Locate and copy all lines bearing the word "What".

=== Information supplied ===
#####

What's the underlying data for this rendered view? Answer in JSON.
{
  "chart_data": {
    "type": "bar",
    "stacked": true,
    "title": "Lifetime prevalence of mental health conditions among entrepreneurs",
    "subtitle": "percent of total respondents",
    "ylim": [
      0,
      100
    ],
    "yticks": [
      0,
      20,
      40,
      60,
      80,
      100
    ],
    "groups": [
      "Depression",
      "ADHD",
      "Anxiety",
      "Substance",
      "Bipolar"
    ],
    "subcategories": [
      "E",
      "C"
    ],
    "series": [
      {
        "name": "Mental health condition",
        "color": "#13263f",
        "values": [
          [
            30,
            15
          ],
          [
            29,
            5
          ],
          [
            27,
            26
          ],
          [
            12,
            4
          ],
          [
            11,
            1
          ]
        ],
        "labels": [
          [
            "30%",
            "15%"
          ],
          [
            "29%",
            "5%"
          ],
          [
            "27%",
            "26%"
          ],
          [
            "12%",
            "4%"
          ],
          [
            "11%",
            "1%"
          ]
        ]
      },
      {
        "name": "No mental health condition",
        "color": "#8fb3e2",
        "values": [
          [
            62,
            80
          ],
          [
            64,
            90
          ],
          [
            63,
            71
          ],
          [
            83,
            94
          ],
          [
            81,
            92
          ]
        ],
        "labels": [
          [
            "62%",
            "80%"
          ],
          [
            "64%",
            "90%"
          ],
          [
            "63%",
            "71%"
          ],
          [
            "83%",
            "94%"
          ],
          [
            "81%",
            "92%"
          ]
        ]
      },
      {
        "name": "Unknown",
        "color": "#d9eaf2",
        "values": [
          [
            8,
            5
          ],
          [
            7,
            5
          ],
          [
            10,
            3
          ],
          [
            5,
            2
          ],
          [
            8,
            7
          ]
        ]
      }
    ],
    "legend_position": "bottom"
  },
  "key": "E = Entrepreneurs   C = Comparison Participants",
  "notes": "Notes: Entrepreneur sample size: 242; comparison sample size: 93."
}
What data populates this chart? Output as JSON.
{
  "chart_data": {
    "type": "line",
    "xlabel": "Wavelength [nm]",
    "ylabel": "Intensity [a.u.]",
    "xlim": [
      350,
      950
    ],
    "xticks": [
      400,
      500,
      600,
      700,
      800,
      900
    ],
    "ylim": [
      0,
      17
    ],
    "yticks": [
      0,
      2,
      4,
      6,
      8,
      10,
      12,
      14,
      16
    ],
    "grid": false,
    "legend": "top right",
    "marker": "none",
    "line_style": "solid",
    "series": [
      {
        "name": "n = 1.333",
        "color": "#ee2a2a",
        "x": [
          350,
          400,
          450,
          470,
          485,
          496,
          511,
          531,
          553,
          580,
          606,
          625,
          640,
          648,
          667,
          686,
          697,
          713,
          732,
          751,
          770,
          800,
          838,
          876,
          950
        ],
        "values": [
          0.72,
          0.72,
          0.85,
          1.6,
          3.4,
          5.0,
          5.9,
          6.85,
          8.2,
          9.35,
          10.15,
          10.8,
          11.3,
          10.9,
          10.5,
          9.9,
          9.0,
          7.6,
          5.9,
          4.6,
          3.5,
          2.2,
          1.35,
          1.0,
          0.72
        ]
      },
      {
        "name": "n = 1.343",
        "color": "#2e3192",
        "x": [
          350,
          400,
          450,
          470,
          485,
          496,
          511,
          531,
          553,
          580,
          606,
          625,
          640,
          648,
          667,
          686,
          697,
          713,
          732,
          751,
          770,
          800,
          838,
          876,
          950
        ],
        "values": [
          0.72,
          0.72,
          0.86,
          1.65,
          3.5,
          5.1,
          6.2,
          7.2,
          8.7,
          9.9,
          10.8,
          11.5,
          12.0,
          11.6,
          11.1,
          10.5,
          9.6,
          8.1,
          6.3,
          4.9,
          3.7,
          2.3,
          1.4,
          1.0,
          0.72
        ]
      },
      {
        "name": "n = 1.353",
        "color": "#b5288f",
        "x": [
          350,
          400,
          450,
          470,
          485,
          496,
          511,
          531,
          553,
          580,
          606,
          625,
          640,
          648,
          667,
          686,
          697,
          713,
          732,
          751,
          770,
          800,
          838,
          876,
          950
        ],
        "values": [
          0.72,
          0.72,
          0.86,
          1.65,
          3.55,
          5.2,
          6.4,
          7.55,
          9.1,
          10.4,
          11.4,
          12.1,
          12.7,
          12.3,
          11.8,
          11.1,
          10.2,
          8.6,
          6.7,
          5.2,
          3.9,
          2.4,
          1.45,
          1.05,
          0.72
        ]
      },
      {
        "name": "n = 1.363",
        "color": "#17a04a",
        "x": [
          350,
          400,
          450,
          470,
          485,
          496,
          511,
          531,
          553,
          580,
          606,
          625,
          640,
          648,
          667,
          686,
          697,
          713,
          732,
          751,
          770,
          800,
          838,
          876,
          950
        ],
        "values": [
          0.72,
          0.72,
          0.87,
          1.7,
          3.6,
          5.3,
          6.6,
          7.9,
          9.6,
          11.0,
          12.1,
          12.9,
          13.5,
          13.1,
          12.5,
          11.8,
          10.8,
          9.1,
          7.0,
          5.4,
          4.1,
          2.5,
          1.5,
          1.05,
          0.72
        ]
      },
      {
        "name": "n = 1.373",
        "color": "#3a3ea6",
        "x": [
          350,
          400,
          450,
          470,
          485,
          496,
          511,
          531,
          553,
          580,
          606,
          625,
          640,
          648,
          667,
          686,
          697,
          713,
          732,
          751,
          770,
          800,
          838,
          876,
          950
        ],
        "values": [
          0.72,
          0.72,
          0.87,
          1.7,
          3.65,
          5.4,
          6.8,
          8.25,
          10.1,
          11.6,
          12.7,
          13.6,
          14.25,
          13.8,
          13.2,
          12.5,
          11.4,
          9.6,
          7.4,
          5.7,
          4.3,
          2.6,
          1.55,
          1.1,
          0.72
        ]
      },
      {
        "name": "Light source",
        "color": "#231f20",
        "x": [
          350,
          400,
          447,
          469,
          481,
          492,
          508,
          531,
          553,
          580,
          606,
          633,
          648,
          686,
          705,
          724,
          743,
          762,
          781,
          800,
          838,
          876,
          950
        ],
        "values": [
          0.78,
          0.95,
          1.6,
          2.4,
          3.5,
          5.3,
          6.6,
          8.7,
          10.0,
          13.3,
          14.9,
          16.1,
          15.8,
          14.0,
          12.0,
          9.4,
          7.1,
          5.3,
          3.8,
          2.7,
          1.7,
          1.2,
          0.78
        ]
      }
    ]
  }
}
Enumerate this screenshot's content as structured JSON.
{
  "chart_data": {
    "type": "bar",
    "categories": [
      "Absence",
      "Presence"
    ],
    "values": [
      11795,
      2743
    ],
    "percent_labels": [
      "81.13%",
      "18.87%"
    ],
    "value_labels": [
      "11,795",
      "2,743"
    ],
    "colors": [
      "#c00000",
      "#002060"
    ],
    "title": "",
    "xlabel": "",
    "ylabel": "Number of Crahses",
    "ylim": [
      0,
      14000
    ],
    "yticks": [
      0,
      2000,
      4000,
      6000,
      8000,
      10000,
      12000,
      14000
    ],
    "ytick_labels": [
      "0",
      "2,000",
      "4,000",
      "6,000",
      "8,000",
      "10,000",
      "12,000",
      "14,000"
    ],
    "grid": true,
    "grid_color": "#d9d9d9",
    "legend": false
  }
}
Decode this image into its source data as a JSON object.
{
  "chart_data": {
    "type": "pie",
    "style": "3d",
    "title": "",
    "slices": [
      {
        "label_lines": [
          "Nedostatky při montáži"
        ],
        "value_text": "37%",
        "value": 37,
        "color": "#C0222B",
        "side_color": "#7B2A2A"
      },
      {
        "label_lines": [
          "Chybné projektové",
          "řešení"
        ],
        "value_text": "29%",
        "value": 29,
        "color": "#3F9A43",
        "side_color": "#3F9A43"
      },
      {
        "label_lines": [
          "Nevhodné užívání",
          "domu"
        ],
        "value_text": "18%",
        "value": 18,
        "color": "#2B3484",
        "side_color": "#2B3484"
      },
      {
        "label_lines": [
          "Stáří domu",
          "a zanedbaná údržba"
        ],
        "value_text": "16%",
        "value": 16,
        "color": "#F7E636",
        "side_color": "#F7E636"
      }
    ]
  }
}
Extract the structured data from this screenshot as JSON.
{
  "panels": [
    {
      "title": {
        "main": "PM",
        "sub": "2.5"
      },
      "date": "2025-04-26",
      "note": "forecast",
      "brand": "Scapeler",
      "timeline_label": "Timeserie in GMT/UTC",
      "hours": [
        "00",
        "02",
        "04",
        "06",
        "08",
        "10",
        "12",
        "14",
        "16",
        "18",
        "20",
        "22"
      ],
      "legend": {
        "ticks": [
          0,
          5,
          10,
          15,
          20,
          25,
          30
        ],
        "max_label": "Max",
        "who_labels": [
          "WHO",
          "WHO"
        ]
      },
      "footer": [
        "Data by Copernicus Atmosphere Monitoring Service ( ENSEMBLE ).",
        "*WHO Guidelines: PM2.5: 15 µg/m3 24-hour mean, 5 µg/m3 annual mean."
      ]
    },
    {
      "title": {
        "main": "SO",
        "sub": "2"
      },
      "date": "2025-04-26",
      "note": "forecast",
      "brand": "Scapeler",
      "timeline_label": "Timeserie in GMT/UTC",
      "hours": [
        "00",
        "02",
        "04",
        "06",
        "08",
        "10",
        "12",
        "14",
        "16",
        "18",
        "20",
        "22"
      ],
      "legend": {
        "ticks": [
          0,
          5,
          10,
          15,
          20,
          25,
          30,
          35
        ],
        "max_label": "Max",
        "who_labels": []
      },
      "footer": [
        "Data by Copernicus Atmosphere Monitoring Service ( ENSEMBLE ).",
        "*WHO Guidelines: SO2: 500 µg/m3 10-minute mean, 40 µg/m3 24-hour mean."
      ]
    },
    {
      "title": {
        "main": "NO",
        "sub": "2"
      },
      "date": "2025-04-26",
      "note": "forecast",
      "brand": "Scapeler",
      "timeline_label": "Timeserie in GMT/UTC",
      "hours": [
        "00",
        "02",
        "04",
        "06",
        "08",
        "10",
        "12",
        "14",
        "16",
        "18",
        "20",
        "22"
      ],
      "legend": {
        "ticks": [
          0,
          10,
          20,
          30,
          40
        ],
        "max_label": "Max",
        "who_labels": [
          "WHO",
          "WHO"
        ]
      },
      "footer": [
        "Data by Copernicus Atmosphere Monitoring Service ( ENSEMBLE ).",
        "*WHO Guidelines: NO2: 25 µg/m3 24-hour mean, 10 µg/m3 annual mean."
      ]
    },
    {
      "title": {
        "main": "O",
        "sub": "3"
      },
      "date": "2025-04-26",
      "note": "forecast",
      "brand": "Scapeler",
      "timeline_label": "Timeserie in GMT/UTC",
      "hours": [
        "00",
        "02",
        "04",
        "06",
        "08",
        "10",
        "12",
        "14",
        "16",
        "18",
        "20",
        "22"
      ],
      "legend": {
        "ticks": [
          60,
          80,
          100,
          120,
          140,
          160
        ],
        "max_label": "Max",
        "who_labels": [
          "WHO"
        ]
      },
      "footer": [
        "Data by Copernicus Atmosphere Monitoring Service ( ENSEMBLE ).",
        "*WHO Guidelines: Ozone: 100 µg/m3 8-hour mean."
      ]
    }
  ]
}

#####

=== Written solution ===
What's the underlying data for this rendered view? Answer in JSON.
What data populates this chart? Output as JSON.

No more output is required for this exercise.